Text extract >>
— Start —

Painting by Paul Bril

Self-Portrait is an oil on canvas painting by Flemish painter Paul Bril. It was probably painted between 1595 and 1600, and is in the collection of the Rhode Island School of Design Museum in Providence, Rhode Island.

==Painting==
The painting portraits the artist, elegantly dressed and holding a lute, sitting before his palette and easel, on which a landscape painting sits.

Bril is seen from the back, and is turning towards the viewer. He grasps the lute firmly, with active and jointed fingers. The landscape painting sitting on the easel is typical of Bril's early work which is characterised by small figures, deep and shaded foregrounds and "masses of silvery foliage, attributes that [Bril] shared with other Flemish painters". This has helped with the dating of the work to ca. 1595 – 1600.

In this self-portrait Bril sought to show the viewer who he is and "what he stands for". Bril is serenading his own work, with his hand firmly grasping his lute. However, "very generously", he looks towards the viewer, inviting them "to the dialogue he is having with his own work in progress". The painter is sharing with the viewer a "gradually growing poetic force", to which he gives metaphorical manifestation in the music he's playing with the lute. He is "inviting us to be part of that mystery of creation".

— End —

Exercise description >> Write out the passage from the Bril self-portrait text, starting at "Bril is seen" and ending at "1595 – 1600.".

Extracted material >>

— Start —

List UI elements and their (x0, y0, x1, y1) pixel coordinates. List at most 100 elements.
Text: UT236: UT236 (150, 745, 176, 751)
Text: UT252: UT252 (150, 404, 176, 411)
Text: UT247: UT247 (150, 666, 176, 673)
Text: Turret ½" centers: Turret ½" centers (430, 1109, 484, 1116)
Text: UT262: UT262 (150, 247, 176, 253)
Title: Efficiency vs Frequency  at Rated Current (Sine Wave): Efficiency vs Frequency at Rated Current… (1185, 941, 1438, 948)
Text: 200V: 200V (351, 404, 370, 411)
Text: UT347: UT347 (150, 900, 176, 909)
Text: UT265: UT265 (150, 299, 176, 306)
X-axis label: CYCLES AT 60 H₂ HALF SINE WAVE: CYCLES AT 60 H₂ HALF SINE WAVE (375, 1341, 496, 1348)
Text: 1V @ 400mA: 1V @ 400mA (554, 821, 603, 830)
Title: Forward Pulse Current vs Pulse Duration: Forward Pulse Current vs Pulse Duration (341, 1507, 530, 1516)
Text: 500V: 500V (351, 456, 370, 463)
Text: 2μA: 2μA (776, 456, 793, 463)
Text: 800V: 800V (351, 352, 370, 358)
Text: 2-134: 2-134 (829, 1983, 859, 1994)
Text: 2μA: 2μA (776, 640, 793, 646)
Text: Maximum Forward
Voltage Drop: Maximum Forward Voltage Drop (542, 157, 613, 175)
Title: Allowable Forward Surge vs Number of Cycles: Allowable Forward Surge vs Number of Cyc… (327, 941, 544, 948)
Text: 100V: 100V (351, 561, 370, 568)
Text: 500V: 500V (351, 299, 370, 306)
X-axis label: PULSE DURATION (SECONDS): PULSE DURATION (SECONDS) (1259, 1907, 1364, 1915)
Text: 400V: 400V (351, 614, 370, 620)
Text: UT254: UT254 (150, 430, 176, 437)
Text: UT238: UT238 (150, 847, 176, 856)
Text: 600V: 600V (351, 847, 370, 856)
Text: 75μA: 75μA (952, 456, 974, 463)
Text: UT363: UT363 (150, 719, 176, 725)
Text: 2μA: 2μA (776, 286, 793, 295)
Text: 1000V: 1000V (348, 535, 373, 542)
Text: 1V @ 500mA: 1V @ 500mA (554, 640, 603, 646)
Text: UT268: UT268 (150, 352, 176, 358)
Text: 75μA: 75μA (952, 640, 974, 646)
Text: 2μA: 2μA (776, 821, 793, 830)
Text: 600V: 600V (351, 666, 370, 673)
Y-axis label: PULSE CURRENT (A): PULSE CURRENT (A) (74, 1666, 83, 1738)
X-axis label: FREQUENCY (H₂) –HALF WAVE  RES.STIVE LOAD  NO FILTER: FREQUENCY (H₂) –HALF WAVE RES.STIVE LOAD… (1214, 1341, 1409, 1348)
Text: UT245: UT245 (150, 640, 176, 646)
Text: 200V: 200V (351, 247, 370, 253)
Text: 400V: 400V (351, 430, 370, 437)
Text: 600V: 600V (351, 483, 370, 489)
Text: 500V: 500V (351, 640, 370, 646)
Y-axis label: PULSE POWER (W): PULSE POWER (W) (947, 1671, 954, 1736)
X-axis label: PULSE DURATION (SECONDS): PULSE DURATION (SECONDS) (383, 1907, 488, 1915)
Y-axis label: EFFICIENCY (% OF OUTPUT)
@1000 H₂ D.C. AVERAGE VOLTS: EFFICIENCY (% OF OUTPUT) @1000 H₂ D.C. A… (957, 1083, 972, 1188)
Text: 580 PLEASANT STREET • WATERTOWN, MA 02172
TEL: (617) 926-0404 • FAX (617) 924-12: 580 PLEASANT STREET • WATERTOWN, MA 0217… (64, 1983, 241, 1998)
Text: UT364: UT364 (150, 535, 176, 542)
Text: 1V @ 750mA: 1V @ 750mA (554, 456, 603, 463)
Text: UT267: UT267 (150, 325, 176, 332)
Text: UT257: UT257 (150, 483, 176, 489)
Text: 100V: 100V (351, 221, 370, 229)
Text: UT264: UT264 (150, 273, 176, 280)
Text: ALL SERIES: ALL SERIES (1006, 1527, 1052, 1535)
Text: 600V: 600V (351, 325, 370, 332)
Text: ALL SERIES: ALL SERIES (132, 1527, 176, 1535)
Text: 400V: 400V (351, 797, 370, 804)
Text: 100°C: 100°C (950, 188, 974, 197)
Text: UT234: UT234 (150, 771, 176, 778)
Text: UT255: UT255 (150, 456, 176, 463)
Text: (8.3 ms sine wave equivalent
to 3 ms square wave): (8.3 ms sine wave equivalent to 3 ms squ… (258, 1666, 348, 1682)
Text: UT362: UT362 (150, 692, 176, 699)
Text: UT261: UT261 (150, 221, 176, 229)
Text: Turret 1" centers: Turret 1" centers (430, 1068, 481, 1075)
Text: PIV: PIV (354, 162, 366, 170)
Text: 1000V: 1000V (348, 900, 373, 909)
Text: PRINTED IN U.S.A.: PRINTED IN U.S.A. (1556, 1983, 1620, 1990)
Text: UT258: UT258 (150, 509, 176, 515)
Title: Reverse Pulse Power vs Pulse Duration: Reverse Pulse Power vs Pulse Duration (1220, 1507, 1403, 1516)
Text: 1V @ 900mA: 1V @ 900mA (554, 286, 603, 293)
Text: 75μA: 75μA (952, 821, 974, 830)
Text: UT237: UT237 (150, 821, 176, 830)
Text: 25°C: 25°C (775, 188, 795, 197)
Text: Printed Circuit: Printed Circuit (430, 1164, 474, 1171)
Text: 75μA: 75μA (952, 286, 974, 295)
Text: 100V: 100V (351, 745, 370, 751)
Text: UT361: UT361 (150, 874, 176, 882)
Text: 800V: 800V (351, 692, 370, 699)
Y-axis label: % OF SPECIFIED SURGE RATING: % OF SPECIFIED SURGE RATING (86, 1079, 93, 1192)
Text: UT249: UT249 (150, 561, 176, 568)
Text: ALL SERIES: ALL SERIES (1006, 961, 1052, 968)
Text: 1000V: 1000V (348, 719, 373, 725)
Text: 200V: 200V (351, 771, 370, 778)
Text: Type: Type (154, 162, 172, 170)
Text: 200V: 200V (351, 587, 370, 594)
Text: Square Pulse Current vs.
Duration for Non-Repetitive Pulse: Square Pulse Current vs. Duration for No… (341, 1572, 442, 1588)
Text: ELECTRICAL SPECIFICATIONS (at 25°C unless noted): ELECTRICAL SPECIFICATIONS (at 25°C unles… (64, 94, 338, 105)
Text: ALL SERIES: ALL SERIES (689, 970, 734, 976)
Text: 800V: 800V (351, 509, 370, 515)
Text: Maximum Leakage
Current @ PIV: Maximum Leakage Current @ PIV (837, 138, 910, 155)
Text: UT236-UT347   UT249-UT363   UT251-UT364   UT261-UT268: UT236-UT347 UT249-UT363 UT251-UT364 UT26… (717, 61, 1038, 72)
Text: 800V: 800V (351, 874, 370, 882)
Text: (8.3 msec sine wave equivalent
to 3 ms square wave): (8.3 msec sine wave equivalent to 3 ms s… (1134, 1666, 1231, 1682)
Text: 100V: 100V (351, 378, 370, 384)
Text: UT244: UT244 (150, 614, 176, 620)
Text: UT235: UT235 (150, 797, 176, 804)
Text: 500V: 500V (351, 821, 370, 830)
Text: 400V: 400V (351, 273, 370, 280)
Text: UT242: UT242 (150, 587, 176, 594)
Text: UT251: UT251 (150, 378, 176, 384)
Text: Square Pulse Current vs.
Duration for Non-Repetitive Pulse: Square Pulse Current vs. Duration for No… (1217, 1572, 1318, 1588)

— End —

Exercise solution >>
Bril is seen from the back, and is turning towards the viewer. He grasps the lute firmly, with active and jointed fingers. The landscape painting sitting on the easel is typical of Bril's early work which is characterised by small figures, deep and shaded foregrounds and "masses of silvery foliage, attributes that [Bril] shared with other Flemish painters". This has helped with the dating of the work to ca. 1595 – 1600.